# GOALS
1 > Retype the Babel sermon excerpt word for word, everything from "They were making" down to "scattered we fall.".
2 > Pick up the Babel sermon excerpt after its final sentence and carry it on in the same voice.

Instead of warring among themselves, as we see throughout ancient and modern history, they used their gifts for a common purpose; they worked diligently, intent on making a name for themselves – as the Bible says “A good name is more desirable than great riches…” (Prov 22.1). While this tower they were raising seems to have been the initial source of God’s curiosity and concern, it was not (please excuse me…) “Trump Tower” they were building! The text does not say they were working to make a name for one of them – for their leader, for the richest of them all, for the most popular.
They were making a name for the people, all of them, together. This centerpiece of supposed presumption and arrogance deserves to be considered otherwise. There is nothing in the text to indicate the people sought to supplant God by their industrious ambition. Maybe the tower was to stand as a symbol of their hard work, a monument to cooperation. Maybe the tower was to point into the heavens as an architectural paean to the praise of God.
This is a grand picture of unity and common purpose. It’s a reminder that we need so much today – frighteningly divided as we are by partisan ideologies, socioeconomic strata, racial identities, cultural expressions, religious convictions… This ancient tale reminds us of our country’s motto, “E Pluribus Unum” – out of many, one. We need to be reminded that united we stand, scattered we fall.
In the midst of this incredible picture of beautiful humanity at work, God’s words are just stunning. Many of us were raised in the Protestant tradition, which still lurks in the long, menacing shadows of John Calvin’s theology, which managed to shame the Church into its paralyzing guilt, for the innate wickedness of the human creature. The “depravity of man,” he called it. There is nothing good in us. We are black to the heart of our soul. We will always be selfish. We will never work together, not of our own initiative. We will always build our towers in place of God, creating idols of arrogance. John Calvin thought we were helpless – and worse than helpless, harmful to ourselves and others – without the dramatic intervention of God. I don’t know how Calvin overlooked this story affirming the inherent worth, the infinite power that has been bequeathed to us – because God’s own words challenge Calvin’s despairing anthropology.

# RECORDS SHOWN
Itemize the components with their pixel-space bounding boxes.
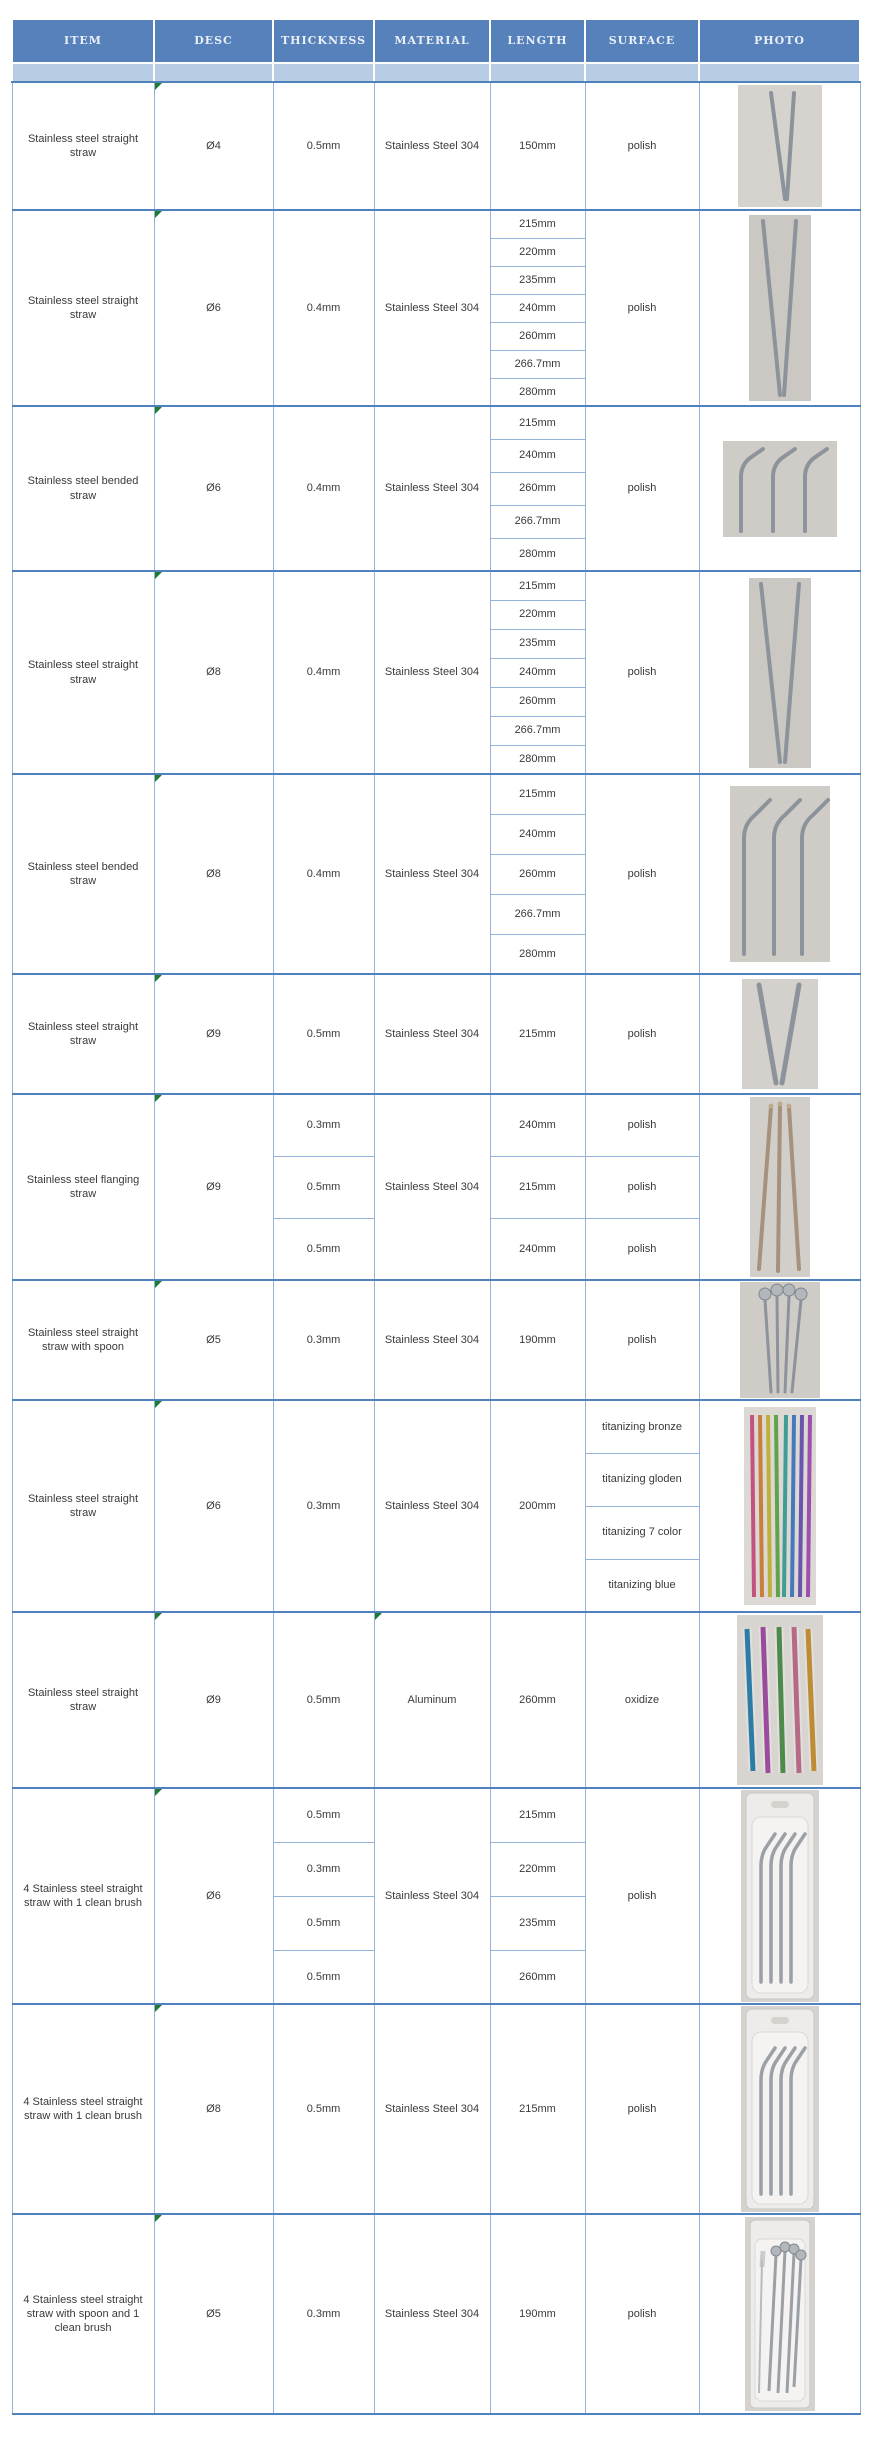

==

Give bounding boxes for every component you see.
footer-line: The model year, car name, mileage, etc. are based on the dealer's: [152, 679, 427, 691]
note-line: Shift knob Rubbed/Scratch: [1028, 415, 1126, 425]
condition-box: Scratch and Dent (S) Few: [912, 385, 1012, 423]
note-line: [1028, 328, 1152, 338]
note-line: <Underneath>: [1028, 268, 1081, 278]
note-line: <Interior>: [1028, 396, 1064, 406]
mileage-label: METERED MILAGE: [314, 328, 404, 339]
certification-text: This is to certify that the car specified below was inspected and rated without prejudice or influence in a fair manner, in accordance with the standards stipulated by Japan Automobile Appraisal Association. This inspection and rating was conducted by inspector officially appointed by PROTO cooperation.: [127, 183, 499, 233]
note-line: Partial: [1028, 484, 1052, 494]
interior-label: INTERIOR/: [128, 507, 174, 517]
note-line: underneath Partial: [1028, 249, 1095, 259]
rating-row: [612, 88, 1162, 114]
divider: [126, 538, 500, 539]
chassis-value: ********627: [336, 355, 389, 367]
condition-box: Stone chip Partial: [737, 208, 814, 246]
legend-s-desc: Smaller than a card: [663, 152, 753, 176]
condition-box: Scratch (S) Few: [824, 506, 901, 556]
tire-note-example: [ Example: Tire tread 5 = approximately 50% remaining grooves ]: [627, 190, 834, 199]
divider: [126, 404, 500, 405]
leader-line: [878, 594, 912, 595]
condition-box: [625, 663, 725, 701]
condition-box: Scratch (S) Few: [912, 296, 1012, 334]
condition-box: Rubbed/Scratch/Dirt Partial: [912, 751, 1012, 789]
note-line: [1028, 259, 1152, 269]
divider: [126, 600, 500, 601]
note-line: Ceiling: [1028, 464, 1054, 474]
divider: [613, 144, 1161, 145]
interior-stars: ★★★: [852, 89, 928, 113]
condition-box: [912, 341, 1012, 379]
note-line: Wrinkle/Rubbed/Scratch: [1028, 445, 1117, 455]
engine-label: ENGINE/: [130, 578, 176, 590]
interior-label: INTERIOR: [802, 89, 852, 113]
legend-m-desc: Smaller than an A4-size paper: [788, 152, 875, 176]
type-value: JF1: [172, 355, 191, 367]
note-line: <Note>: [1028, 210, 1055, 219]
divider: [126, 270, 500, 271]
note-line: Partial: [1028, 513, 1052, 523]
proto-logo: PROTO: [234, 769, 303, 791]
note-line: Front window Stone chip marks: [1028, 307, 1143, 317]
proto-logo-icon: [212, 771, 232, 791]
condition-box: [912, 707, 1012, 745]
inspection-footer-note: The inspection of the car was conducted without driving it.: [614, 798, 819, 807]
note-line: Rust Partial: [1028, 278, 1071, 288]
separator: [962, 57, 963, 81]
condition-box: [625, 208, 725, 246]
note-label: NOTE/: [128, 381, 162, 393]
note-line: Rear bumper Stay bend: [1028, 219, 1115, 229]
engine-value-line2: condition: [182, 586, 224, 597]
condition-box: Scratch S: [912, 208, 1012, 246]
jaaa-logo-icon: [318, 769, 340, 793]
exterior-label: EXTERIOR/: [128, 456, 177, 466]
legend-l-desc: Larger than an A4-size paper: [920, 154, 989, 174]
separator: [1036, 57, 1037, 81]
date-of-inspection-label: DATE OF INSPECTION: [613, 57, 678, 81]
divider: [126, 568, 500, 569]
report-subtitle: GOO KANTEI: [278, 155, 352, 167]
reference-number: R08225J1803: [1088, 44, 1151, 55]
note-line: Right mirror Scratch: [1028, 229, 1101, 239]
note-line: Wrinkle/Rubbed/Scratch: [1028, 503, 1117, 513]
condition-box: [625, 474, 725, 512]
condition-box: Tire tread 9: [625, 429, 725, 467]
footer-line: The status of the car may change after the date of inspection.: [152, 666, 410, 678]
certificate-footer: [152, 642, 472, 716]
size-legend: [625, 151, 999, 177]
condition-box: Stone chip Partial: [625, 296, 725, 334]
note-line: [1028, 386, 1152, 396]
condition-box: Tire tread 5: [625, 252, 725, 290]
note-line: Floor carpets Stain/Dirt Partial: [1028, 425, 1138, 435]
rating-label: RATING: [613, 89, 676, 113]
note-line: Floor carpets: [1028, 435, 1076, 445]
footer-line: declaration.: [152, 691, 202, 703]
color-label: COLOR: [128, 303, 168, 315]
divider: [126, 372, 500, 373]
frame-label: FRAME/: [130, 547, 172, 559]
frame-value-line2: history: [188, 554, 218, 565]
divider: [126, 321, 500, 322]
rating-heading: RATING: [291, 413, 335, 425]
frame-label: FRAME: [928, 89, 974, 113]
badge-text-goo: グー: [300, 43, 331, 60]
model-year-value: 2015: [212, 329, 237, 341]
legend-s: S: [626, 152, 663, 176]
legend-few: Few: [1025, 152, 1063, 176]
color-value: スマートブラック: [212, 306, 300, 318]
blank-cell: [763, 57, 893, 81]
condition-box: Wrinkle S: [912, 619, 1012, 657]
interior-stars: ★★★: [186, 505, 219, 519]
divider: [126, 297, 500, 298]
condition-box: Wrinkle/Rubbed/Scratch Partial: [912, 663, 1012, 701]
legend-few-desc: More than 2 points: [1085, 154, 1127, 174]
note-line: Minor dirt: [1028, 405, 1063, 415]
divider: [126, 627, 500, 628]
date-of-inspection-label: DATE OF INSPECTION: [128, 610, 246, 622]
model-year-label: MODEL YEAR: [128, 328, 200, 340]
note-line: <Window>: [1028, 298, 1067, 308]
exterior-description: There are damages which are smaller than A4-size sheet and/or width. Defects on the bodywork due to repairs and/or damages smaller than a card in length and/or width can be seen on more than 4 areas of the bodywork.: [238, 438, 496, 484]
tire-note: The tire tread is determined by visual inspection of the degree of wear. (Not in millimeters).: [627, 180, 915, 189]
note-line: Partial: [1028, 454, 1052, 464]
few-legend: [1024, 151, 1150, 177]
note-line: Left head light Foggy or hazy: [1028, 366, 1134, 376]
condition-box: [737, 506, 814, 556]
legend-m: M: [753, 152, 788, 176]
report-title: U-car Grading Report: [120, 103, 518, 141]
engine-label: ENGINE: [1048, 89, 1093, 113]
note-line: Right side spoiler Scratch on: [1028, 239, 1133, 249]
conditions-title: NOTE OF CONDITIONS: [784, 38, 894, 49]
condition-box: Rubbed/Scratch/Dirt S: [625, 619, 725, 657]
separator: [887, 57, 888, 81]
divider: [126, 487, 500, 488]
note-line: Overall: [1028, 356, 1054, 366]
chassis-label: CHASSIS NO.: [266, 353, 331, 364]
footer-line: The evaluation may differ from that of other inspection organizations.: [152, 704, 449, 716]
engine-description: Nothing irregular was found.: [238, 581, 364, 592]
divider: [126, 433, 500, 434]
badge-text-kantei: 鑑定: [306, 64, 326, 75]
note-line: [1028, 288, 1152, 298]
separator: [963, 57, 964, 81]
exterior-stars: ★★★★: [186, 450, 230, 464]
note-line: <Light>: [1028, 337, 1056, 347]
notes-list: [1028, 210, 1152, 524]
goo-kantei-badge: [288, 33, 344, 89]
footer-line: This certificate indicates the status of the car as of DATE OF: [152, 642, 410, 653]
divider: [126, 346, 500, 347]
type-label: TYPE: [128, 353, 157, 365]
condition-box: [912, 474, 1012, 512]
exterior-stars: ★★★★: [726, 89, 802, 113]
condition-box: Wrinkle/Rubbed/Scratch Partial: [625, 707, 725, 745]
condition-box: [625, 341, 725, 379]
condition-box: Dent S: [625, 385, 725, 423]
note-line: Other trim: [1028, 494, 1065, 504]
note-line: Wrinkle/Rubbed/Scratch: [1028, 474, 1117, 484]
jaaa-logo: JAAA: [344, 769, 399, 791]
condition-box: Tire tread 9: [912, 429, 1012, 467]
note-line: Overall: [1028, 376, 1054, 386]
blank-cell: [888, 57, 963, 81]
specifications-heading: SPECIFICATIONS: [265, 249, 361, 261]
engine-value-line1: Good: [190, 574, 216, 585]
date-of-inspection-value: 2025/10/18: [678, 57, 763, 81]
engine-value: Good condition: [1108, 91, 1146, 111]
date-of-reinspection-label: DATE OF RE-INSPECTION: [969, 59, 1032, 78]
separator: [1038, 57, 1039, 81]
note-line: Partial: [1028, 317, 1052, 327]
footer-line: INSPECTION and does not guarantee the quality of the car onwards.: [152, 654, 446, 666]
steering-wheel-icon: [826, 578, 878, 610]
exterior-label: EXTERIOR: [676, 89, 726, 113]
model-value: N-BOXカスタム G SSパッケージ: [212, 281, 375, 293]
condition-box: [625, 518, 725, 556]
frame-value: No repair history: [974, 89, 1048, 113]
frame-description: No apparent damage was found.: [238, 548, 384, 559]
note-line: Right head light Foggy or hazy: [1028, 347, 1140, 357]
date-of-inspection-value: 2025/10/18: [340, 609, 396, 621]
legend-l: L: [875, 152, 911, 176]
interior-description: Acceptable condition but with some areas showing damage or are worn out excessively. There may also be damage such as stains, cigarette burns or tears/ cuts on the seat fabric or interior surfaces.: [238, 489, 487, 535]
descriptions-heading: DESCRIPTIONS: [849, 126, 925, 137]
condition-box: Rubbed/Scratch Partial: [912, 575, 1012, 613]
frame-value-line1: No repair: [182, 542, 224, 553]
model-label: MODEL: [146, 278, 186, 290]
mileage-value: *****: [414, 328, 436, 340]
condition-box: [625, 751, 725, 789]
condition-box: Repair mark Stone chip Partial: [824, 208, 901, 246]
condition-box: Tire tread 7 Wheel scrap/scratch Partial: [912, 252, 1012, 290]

==

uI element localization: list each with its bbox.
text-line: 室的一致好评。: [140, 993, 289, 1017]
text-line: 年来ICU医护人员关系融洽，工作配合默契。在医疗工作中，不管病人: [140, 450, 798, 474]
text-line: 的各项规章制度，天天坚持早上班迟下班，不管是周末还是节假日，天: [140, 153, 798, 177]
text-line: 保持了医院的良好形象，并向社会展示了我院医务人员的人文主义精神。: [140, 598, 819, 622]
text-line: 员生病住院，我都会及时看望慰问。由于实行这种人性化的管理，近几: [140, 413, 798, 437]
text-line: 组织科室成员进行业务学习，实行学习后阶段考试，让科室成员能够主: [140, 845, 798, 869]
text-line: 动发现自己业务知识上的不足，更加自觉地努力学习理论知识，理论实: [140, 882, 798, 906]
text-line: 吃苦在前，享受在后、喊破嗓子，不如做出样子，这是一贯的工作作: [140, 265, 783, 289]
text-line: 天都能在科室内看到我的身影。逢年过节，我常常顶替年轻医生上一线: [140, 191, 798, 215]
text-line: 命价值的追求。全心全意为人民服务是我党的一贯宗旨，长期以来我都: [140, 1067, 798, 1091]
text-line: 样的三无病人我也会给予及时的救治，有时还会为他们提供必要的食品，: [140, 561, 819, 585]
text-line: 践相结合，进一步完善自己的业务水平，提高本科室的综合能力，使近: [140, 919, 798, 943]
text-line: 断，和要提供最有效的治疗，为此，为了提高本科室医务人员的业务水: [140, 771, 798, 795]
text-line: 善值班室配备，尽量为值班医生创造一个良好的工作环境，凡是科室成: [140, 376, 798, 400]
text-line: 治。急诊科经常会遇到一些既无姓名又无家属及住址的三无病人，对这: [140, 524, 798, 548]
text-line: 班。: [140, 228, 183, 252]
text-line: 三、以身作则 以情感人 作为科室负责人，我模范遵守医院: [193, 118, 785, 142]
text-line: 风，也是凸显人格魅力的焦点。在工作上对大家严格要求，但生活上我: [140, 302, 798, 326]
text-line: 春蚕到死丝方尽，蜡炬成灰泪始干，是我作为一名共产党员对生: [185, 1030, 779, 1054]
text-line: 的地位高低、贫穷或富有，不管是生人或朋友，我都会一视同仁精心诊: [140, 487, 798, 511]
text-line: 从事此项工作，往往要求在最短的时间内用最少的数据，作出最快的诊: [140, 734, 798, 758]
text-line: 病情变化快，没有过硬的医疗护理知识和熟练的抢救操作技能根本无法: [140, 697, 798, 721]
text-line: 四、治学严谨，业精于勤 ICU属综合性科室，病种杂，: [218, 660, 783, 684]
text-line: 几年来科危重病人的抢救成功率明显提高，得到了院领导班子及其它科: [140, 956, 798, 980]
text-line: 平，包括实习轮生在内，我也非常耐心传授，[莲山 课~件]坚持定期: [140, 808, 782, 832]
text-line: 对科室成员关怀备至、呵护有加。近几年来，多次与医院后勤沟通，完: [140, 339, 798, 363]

# ANSWERS
1 >
They were making a name for the people, all of them, together. This centerpiece of supposed presumption and arrogance deserves to be considered otherwise. There is nothing in the text to indicate the people sought to supplant God by their industrious ambition. Maybe the tower was to stand as a symbol of their hard work, a monument to cooperation. Maybe the tower was to point into the heavens as an architectural paean to the praise of God.
This is a grand picture of unity and common purpose. It’s a reminder that we need so much today – frighteningly divided as we are by partisan ideologies, socioeconomic strata, racial identities, cultural expressions, religious convictions… This ancient tale reminds us of our country’s motto, “E Pluribus Unum” – out of many, one. We need to be reminded that united we stand, scattered we fall.

2 >
This is just the beginning… nothing they choose to do will be impossible... What an incredible affirmation of our potential. So, God says… “Let’s get down there – and stop this.”
It makes you want to scratch your head, or shake your fist, and say, with more than a little condescension, “God… what don’t you get about this!?” Don’t you understand? Can’t you see what a good thing this is!?”
Yes, God could see what a good thing it was – but God also knew that too much of a good thing… Human beings, as innately powerful as we are, having been created in the image of God, having the power, literally in our hands to accomplish all things… God also knows, looking across human history, that we have never been able to handle too much of a good thing.
That one language… has always been used, ultimately, to enforce conformity. What would be wrong with having the same language… but using different words? We’ve never trusted that. Heil, Hitler... And look at North Korea today. It’s not just the army that marches in precise lock stock. The words of the starving population praise their dictator. Or, what would be wrong with using the same words, in a different language? We’ve got this fight going on in the US these days.
“They need to learn our language.” And exactly what would be wrong with the world’s greatest melting pot, the world’s most successful immigrant democracy being bi-lingual… trilingual – like the rest of the world?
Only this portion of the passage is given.